__Challenge__. Copy, in full, each line of the material that holds the word "content".
-- start Dataset --
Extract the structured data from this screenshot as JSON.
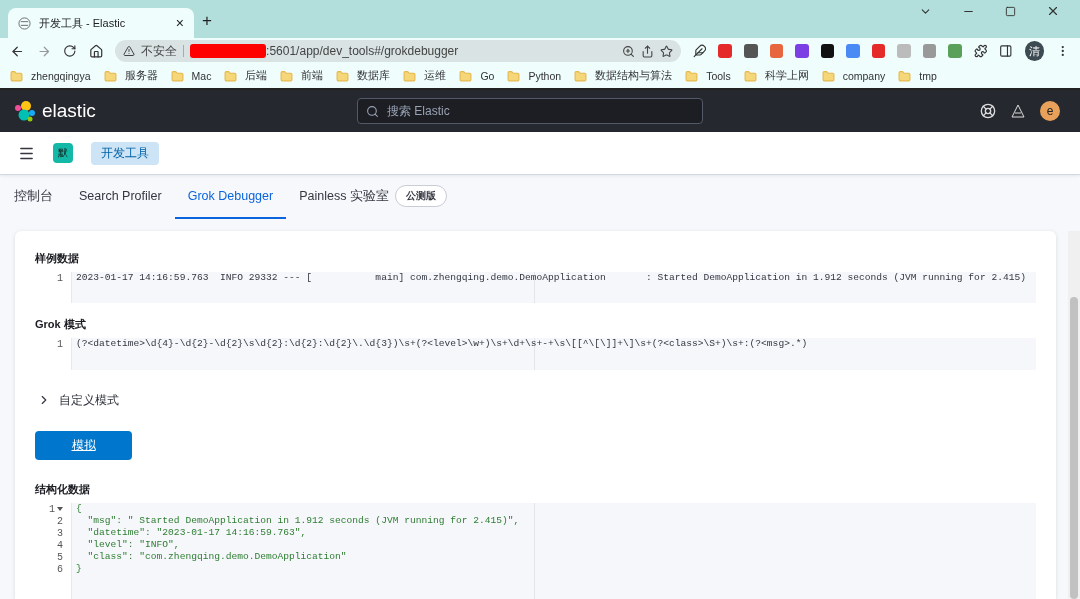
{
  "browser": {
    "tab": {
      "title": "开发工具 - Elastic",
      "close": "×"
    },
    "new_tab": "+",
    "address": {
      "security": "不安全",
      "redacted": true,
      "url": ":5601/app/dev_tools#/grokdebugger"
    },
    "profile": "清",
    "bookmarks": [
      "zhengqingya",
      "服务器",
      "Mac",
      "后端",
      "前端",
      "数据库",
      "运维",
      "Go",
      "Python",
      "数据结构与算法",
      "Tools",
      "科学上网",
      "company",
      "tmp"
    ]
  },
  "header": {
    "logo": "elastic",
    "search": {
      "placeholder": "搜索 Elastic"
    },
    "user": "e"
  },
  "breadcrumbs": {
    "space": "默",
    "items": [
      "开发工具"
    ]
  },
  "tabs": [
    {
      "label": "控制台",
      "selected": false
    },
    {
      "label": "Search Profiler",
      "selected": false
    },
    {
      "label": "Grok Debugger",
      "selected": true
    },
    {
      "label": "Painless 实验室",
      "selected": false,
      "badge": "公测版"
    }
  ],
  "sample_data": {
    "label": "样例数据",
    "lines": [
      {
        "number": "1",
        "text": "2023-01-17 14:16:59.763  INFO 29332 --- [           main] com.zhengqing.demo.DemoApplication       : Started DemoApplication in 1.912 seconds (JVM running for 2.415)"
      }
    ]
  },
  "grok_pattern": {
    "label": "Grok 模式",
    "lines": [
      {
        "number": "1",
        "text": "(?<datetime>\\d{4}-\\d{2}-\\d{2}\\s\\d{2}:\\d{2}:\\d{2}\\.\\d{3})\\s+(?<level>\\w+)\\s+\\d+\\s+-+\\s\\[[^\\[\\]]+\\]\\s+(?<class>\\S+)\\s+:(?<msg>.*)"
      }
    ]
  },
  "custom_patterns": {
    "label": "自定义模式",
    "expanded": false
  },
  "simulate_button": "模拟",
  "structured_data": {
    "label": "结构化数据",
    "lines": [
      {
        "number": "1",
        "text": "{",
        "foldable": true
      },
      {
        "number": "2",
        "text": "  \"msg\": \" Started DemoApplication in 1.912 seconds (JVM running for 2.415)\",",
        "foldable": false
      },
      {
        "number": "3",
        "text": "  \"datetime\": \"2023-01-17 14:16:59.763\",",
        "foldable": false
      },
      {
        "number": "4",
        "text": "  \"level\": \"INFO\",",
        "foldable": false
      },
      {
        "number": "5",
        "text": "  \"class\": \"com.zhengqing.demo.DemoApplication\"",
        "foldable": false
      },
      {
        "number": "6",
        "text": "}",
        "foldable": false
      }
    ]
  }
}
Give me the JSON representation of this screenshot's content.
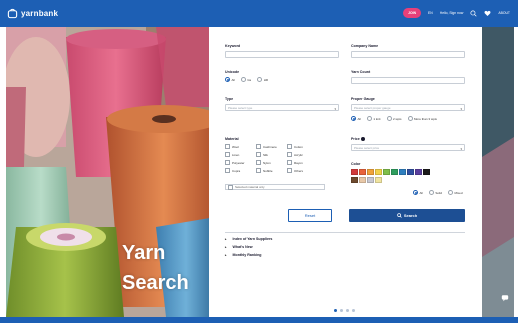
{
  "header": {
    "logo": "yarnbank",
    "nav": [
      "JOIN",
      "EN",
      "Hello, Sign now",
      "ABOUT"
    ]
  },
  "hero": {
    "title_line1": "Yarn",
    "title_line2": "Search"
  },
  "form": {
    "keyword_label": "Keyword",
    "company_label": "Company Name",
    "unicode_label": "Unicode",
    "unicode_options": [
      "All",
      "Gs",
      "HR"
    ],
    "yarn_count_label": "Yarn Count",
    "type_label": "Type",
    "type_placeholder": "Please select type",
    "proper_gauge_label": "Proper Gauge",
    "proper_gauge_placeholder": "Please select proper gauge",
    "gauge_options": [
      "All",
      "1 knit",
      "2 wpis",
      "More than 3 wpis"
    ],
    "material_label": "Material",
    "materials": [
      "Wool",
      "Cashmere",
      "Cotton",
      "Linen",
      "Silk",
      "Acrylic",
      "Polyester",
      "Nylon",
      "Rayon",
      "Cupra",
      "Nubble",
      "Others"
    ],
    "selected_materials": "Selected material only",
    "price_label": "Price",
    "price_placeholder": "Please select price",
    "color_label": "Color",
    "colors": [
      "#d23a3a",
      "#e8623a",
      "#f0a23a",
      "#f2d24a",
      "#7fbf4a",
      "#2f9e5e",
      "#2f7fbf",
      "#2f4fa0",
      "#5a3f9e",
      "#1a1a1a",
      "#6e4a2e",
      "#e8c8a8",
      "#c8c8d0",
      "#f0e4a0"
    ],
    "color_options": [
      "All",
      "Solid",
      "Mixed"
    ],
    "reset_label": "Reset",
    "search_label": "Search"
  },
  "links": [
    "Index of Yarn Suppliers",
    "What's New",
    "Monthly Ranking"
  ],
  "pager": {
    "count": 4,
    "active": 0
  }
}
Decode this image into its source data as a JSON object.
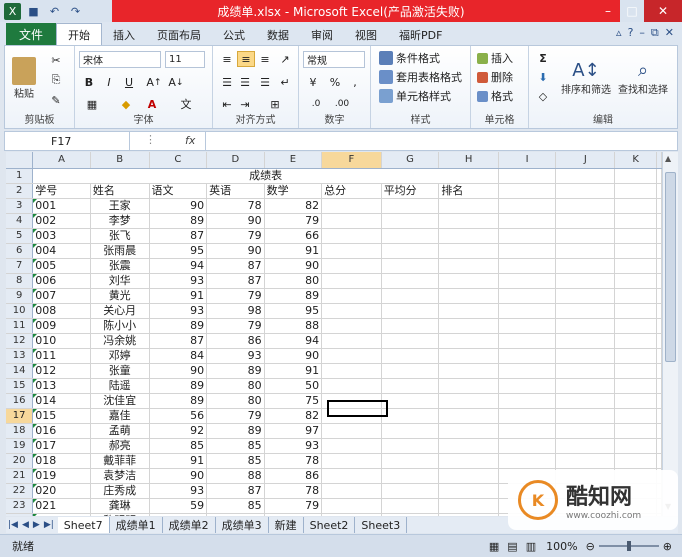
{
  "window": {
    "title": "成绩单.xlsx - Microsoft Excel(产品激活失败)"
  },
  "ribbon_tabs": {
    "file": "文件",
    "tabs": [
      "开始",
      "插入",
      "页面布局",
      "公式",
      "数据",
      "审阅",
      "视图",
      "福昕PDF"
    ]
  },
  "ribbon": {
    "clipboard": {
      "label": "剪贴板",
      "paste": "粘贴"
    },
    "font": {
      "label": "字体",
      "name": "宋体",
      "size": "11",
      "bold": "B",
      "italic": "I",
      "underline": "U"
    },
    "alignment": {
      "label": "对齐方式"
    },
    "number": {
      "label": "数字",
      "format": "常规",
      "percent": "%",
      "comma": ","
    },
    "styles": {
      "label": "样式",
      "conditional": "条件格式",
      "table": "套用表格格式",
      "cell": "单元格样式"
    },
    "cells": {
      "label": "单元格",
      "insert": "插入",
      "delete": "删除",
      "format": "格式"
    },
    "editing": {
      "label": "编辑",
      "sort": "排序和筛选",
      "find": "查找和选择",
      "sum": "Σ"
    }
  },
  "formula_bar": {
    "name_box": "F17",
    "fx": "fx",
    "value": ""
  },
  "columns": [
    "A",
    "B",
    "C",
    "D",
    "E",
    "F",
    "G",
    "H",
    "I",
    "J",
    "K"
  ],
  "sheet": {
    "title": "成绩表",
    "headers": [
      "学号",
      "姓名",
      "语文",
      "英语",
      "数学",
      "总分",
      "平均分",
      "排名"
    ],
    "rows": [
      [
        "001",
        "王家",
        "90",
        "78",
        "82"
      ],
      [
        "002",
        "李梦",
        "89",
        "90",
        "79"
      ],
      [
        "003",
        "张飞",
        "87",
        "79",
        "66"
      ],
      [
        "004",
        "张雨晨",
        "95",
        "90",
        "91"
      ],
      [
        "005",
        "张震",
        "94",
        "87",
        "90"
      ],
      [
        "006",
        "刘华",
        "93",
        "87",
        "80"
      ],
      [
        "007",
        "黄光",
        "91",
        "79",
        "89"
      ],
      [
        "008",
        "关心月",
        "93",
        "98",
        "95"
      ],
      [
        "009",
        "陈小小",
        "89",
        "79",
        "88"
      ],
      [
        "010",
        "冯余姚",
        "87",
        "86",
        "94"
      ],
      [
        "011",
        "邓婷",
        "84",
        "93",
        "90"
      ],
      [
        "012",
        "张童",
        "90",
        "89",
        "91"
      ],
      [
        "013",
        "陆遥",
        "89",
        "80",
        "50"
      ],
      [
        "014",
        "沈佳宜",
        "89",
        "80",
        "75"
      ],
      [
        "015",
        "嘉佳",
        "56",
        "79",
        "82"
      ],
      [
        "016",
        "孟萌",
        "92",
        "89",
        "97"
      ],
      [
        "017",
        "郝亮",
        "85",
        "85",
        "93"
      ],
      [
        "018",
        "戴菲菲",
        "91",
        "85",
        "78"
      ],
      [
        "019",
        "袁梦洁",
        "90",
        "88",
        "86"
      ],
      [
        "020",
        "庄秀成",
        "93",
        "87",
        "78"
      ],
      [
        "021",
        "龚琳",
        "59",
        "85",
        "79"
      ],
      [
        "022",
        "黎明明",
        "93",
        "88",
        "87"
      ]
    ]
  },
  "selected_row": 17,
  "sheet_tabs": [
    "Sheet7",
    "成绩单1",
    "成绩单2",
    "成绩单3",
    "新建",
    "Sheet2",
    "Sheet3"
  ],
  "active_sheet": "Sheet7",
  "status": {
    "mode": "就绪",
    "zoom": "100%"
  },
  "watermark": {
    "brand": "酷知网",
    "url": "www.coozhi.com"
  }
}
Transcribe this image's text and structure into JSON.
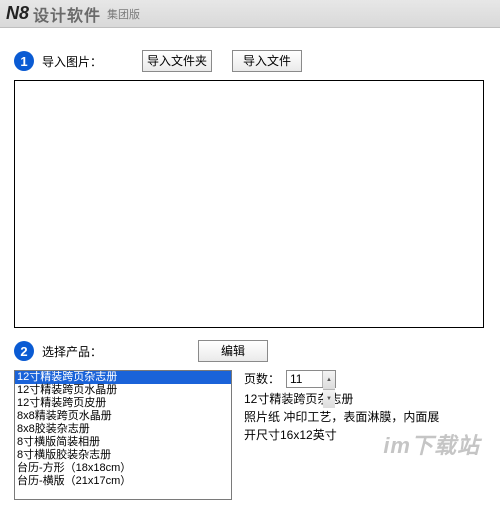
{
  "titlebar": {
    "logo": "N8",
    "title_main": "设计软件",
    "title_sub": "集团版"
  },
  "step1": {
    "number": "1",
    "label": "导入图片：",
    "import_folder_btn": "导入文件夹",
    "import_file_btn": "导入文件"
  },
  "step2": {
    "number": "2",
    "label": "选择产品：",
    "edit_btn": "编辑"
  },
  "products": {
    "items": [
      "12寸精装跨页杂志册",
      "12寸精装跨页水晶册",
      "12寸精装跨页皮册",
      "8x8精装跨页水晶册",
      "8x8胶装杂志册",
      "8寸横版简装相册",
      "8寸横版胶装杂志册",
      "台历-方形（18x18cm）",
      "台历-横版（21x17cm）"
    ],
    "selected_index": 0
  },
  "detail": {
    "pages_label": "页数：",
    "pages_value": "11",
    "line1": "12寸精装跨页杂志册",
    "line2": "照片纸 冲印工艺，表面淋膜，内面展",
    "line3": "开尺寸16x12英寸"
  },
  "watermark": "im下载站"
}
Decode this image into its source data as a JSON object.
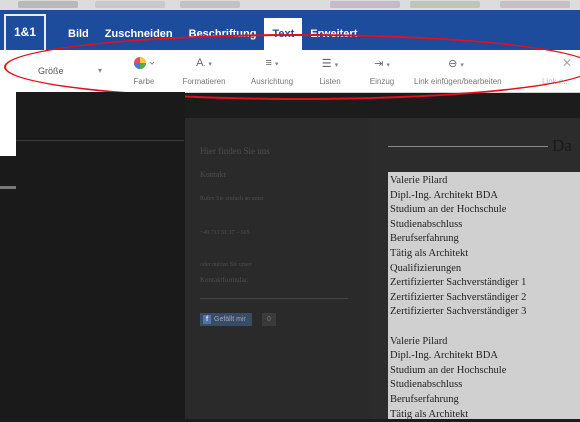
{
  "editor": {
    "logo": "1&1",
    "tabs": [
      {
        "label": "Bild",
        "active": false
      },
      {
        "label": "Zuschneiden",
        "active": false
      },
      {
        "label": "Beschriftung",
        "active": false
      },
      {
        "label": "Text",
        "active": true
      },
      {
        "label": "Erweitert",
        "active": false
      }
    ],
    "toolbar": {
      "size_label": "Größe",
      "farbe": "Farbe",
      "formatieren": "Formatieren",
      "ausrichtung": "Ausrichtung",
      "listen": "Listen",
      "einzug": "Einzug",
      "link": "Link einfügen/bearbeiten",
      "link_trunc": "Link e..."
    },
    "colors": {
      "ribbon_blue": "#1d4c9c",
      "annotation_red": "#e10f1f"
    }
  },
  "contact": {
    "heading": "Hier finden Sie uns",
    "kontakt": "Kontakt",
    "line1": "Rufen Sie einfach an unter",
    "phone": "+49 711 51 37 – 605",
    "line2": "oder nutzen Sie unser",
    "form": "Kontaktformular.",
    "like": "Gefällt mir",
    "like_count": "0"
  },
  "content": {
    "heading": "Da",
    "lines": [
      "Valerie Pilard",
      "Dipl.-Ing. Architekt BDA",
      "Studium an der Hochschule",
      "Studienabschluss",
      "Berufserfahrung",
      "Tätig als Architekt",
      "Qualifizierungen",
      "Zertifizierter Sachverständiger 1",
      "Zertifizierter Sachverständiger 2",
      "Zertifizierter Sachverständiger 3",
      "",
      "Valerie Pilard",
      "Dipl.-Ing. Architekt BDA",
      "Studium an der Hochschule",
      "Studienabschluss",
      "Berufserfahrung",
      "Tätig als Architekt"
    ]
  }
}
-- end Dataset --
__Full output__.
Give me the JSON representation of this screenshot's content.
  "content": {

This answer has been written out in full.